▶ **TASK**
Take the material below and retype it in full; pictures are left out.

Data records
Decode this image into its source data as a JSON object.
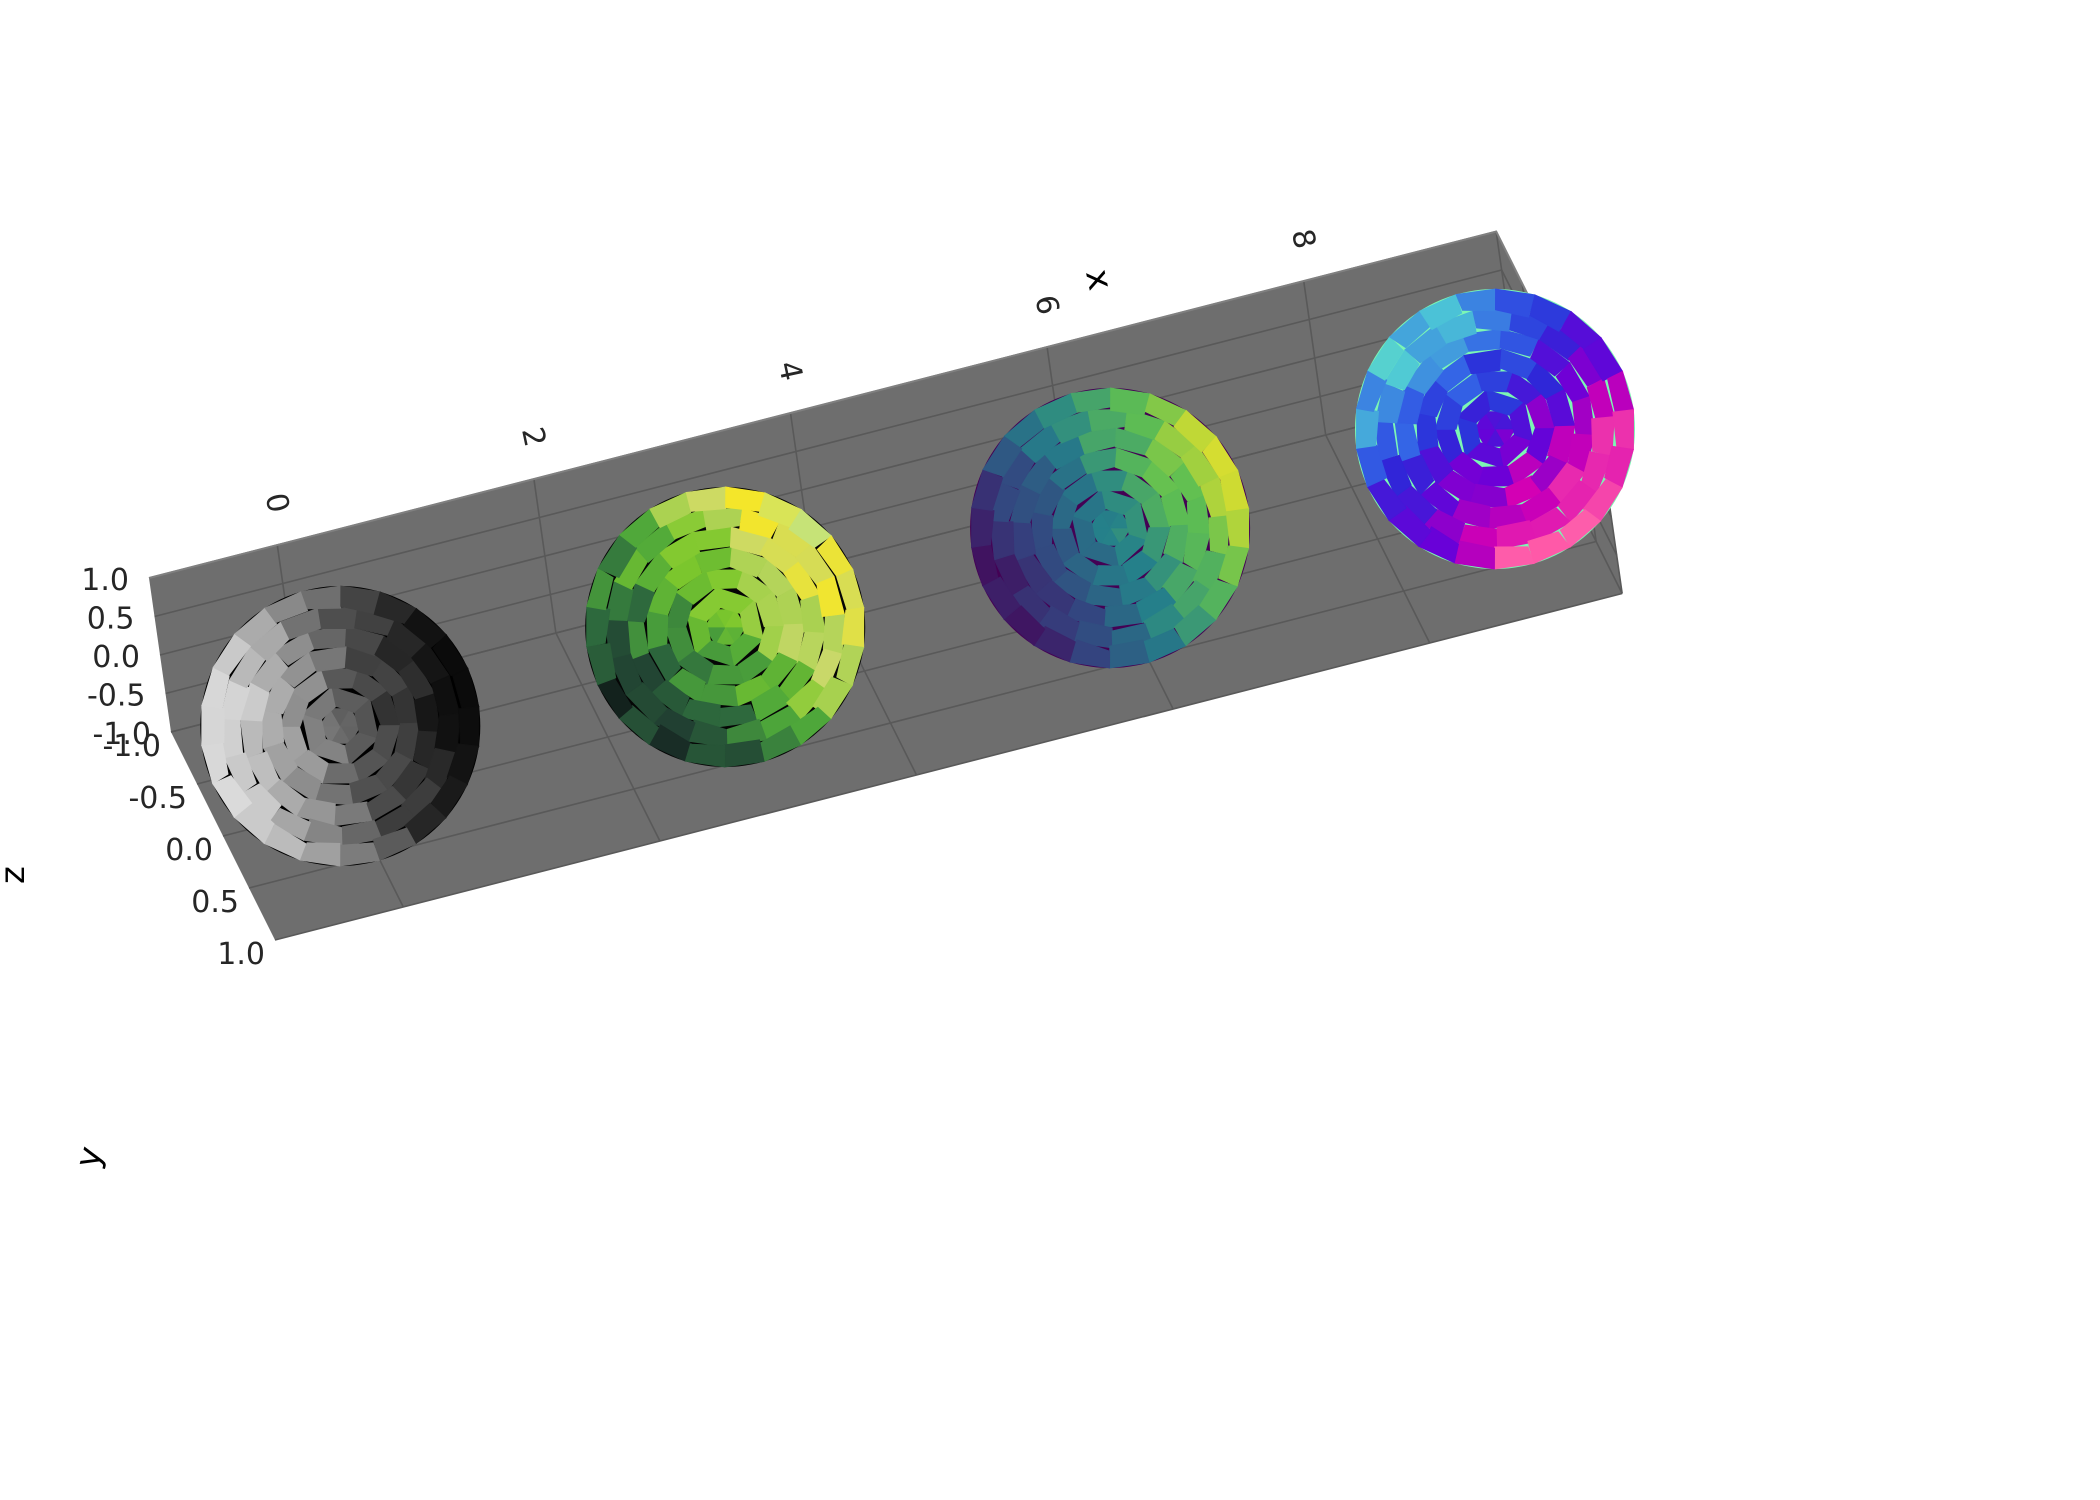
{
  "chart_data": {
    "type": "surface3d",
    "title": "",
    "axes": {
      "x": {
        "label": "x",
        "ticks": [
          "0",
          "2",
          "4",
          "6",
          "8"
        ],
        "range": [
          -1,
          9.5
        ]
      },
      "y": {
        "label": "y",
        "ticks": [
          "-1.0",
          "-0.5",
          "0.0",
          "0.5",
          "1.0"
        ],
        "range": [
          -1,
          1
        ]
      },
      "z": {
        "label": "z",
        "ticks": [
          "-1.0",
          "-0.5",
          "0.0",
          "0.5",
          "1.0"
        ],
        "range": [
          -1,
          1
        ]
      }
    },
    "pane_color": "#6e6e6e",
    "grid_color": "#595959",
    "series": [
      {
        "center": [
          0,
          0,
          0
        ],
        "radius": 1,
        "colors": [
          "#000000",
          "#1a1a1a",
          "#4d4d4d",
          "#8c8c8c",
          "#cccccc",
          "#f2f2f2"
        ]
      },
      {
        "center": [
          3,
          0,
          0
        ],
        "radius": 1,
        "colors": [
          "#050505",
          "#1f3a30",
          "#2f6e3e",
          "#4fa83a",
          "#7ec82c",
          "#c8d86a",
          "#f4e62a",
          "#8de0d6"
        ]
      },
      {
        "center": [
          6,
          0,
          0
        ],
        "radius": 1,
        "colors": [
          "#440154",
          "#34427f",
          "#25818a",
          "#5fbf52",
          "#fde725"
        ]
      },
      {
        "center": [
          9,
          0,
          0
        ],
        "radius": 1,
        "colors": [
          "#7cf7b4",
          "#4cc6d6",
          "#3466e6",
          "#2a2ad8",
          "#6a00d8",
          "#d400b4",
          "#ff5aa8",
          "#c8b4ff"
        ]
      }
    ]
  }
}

▶ **FULL ANSWER**
Decode this image into its source data as a JSON object.
{
  "chart_data": {
    "type": "surface3d",
    "title": "",
    "axes": {
      "x": {
        "label": "x",
        "ticks": [
          "0",
          "2",
          "4",
          "6",
          "8"
        ],
        "range": [
          -1,
          9.5
        ]
      },
      "y": {
        "label": "y",
        "ticks": [
          "-1.0",
          "-0.5",
          "0.0",
          "0.5",
          "1.0"
        ],
        "range": [
          -1,
          1
        ]
      },
      "z": {
        "label": "z",
        "ticks": [
          "-1.0",
          "-0.5",
          "0.0",
          "0.5",
          "1.0"
        ],
        "range": [
          -1,
          1
        ]
      }
    },
    "pane_color": "#6e6e6e",
    "grid_color": "#595959",
    "series": [
      {
        "center": [
          0,
          0,
          0
        ],
        "radius": 1,
        "colors": [
          "#000000",
          "#1a1a1a",
          "#4d4d4d",
          "#8c8c8c",
          "#cccccc",
          "#f2f2f2"
        ]
      },
      {
        "center": [
          3,
          0,
          0
        ],
        "radius": 1,
        "colors": [
          "#050505",
          "#1f3a30",
          "#2f6e3e",
          "#4fa83a",
          "#7ec82c",
          "#c8d86a",
          "#f4e62a",
          "#8de0d6"
        ]
      },
      {
        "center": [
          6,
          0,
          0
        ],
        "radius": 1,
        "colors": [
          "#440154",
          "#34427f",
          "#25818a",
          "#5fbf52",
          "#fde725"
        ]
      },
      {
        "center": [
          9,
          0,
          0
        ],
        "radius": 1,
        "colors": [
          "#7cf7b4",
          "#4cc6d6",
          "#3466e6",
          "#2a2ad8",
          "#6a00d8",
          "#d400b4",
          "#ff5aa8",
          "#c8b4ff"
        ]
      }
    ]
  }
}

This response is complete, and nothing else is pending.